_Stated exercise_: Your task is to give the number of lines in the listing that include "обучение", and nothing else.

Dataset rows:
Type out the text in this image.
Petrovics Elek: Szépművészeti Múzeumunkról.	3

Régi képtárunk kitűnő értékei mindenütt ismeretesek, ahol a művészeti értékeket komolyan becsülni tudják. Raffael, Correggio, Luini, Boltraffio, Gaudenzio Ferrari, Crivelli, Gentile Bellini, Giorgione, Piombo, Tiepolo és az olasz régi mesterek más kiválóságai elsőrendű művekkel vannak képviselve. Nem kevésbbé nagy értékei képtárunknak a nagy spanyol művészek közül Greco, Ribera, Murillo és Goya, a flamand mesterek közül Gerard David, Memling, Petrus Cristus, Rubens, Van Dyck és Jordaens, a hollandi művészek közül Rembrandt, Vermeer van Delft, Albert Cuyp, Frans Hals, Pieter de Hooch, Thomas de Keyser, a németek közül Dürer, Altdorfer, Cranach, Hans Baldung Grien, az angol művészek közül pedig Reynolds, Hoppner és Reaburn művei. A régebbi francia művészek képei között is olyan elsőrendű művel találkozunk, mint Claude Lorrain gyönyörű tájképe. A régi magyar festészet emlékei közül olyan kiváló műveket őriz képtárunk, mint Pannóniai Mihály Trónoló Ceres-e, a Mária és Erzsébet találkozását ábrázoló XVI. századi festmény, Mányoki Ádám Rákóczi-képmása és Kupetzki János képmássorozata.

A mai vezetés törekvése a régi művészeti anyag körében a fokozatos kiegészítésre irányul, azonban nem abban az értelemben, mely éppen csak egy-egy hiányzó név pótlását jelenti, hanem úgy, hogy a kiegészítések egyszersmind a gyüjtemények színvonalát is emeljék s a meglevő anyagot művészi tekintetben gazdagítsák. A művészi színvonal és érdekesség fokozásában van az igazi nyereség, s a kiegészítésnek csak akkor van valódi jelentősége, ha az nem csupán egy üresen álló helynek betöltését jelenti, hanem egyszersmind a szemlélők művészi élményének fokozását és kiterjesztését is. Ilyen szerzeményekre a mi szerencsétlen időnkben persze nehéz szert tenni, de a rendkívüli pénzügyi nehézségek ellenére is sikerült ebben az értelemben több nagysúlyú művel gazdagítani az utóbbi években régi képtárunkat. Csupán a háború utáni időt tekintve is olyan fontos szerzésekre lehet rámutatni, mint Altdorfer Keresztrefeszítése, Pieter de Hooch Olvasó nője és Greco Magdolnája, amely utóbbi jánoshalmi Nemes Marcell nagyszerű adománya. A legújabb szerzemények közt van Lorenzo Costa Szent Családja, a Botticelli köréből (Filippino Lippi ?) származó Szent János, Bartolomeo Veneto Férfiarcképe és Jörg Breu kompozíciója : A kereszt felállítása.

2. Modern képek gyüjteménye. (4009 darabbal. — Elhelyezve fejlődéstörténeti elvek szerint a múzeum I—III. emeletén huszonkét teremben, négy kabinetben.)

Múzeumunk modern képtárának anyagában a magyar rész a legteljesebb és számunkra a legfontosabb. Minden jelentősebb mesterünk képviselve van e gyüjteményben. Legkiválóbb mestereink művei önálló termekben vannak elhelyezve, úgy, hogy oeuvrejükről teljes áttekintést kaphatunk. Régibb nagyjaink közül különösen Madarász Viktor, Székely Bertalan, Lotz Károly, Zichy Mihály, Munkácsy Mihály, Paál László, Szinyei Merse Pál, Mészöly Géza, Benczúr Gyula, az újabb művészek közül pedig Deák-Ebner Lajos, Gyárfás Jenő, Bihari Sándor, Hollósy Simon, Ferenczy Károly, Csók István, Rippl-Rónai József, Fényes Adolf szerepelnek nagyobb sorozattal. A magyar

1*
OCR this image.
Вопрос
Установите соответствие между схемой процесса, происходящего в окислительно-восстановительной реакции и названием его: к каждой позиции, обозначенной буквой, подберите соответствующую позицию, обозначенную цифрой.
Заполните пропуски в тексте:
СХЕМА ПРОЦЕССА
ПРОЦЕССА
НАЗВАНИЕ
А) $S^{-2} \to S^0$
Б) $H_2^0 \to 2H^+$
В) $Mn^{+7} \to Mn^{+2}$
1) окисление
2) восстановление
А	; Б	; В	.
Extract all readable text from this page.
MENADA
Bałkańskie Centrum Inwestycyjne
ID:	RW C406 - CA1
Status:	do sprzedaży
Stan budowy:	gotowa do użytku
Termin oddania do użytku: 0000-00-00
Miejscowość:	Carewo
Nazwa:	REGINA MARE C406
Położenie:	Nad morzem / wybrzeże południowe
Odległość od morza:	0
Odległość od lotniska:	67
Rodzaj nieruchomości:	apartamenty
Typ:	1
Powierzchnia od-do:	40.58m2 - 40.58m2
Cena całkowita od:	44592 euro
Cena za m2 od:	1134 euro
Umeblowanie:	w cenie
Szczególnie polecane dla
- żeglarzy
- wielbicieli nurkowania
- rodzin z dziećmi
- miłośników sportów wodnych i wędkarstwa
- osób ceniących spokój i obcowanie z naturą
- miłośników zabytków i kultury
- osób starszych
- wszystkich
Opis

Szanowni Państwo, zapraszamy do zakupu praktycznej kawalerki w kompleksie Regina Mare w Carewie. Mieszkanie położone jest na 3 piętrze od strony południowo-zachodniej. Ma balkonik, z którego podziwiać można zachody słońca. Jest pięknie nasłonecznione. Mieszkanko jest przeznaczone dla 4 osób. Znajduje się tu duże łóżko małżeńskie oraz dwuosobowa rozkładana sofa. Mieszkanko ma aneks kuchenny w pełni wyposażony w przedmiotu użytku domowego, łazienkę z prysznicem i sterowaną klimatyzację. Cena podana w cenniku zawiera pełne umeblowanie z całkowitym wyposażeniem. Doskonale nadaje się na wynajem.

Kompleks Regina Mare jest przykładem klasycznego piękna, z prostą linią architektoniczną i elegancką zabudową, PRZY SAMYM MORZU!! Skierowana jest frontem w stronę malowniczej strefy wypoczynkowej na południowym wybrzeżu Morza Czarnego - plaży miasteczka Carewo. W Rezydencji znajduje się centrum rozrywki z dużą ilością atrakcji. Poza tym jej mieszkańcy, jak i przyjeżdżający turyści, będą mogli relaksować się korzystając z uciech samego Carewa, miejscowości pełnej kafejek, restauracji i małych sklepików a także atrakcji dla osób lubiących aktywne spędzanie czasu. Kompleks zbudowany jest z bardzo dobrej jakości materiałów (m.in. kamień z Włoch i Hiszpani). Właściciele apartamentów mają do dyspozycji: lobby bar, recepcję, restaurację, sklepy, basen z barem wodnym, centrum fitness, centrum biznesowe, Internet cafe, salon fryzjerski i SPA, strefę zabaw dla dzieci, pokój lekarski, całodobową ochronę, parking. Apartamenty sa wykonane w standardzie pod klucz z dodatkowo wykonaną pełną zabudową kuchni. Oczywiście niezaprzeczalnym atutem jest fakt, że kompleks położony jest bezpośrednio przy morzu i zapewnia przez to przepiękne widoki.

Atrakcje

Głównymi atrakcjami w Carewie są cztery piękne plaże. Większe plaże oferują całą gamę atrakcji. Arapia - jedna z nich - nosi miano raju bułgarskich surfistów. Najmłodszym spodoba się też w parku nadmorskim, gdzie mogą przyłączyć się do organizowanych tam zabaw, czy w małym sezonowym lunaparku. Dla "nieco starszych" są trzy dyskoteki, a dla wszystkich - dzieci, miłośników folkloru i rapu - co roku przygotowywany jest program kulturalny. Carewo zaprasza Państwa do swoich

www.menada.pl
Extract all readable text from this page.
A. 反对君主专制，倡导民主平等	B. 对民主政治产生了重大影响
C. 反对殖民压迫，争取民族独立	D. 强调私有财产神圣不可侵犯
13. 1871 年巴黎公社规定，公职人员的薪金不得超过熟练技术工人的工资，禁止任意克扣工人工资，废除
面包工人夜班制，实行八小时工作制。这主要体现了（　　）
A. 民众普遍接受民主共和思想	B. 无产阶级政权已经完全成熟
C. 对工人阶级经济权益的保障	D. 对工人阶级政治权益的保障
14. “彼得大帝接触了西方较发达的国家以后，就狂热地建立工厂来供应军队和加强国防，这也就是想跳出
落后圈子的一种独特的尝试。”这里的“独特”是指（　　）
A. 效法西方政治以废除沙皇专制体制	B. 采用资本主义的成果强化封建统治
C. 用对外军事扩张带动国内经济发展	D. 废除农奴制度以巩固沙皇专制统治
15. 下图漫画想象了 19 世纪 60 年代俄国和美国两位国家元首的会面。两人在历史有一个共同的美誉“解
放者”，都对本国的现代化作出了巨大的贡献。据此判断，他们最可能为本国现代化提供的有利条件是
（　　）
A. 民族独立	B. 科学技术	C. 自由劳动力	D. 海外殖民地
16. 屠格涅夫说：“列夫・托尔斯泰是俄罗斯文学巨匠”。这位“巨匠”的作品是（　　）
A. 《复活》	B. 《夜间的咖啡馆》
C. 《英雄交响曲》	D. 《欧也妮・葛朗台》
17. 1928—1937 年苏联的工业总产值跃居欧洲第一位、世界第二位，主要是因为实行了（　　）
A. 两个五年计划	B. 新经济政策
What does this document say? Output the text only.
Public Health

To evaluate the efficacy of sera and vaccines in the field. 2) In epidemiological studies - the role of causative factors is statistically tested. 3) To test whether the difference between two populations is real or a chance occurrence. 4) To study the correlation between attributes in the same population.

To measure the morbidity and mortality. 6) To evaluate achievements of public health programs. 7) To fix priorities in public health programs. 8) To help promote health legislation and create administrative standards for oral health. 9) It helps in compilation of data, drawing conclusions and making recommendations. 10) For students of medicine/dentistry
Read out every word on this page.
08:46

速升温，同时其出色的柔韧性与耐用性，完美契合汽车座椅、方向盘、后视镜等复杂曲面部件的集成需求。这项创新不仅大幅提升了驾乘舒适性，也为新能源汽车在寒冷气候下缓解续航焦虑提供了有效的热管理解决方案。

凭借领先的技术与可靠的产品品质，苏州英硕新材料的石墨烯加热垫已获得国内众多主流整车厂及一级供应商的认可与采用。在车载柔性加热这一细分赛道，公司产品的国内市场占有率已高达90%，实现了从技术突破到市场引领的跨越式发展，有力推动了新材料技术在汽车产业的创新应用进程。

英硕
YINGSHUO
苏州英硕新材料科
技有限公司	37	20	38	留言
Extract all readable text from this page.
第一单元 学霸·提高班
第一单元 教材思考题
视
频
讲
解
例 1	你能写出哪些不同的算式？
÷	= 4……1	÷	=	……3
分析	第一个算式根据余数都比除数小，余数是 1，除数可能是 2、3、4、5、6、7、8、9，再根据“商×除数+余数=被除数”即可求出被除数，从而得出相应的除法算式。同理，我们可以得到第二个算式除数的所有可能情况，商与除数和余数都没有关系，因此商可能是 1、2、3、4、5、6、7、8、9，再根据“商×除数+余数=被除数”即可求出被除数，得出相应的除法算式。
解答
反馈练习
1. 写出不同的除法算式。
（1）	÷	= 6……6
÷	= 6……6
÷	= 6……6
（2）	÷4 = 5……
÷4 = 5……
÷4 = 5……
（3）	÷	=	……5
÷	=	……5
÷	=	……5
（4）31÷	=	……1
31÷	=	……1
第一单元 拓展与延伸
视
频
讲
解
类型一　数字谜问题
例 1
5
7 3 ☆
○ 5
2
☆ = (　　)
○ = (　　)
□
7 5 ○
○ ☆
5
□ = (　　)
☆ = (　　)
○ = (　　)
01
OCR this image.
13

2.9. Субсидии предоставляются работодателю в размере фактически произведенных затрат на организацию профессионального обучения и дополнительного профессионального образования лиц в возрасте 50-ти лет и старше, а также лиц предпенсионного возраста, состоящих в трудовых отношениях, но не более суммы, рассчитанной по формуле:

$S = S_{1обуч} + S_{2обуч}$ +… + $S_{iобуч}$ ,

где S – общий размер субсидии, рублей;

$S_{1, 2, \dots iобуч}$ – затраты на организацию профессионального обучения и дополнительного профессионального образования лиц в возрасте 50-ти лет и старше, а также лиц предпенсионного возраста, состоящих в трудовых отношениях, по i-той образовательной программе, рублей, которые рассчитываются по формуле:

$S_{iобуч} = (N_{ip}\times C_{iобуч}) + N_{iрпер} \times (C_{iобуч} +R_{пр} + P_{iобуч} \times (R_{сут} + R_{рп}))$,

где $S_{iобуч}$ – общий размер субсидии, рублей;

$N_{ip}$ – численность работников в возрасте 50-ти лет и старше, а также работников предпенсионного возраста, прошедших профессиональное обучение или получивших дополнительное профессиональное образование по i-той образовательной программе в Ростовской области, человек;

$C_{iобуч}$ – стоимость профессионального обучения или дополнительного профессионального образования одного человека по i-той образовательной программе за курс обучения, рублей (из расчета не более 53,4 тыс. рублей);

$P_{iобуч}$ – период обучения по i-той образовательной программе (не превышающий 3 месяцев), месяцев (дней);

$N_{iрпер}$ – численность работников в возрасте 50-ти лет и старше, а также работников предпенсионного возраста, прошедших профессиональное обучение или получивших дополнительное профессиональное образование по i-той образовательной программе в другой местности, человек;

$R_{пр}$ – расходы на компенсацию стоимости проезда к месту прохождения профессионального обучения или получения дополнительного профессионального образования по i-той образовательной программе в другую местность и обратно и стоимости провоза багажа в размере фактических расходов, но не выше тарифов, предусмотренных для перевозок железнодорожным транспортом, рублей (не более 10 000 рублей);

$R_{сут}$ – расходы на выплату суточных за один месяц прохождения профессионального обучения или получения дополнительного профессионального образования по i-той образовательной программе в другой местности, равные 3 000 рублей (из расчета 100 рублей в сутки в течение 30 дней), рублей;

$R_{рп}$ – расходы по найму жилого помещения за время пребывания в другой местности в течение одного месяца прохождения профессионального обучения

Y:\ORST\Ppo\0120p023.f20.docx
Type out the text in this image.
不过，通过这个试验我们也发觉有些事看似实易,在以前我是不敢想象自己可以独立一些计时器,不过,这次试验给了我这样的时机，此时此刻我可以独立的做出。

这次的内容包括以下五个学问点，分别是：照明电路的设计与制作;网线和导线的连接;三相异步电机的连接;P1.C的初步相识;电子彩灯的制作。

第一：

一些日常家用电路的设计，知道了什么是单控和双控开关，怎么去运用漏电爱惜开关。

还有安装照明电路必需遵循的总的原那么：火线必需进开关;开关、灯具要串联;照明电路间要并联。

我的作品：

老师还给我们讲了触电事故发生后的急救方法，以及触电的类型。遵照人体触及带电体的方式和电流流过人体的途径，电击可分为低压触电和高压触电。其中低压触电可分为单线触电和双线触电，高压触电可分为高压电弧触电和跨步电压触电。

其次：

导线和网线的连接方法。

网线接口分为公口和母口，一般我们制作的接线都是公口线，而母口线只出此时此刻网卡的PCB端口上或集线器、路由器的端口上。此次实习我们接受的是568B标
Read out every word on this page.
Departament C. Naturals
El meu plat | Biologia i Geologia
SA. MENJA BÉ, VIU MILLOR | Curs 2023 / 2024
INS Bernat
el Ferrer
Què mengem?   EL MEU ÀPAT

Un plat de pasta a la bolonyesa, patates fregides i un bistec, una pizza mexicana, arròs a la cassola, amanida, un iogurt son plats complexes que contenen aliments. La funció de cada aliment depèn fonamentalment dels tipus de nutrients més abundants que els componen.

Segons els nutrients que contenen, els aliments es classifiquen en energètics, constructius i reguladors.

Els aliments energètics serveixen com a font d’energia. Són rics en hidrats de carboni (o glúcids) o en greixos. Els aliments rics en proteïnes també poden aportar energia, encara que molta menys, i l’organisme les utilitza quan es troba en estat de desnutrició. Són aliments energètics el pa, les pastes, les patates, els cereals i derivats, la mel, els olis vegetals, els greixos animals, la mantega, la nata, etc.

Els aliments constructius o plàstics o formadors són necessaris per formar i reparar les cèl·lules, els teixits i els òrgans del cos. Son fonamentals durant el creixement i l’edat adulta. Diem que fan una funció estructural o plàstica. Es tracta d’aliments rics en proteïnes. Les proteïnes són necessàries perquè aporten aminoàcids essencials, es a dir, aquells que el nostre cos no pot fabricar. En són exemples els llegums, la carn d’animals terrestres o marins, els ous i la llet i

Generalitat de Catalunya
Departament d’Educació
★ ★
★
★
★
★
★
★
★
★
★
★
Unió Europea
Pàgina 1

_Full output_: 2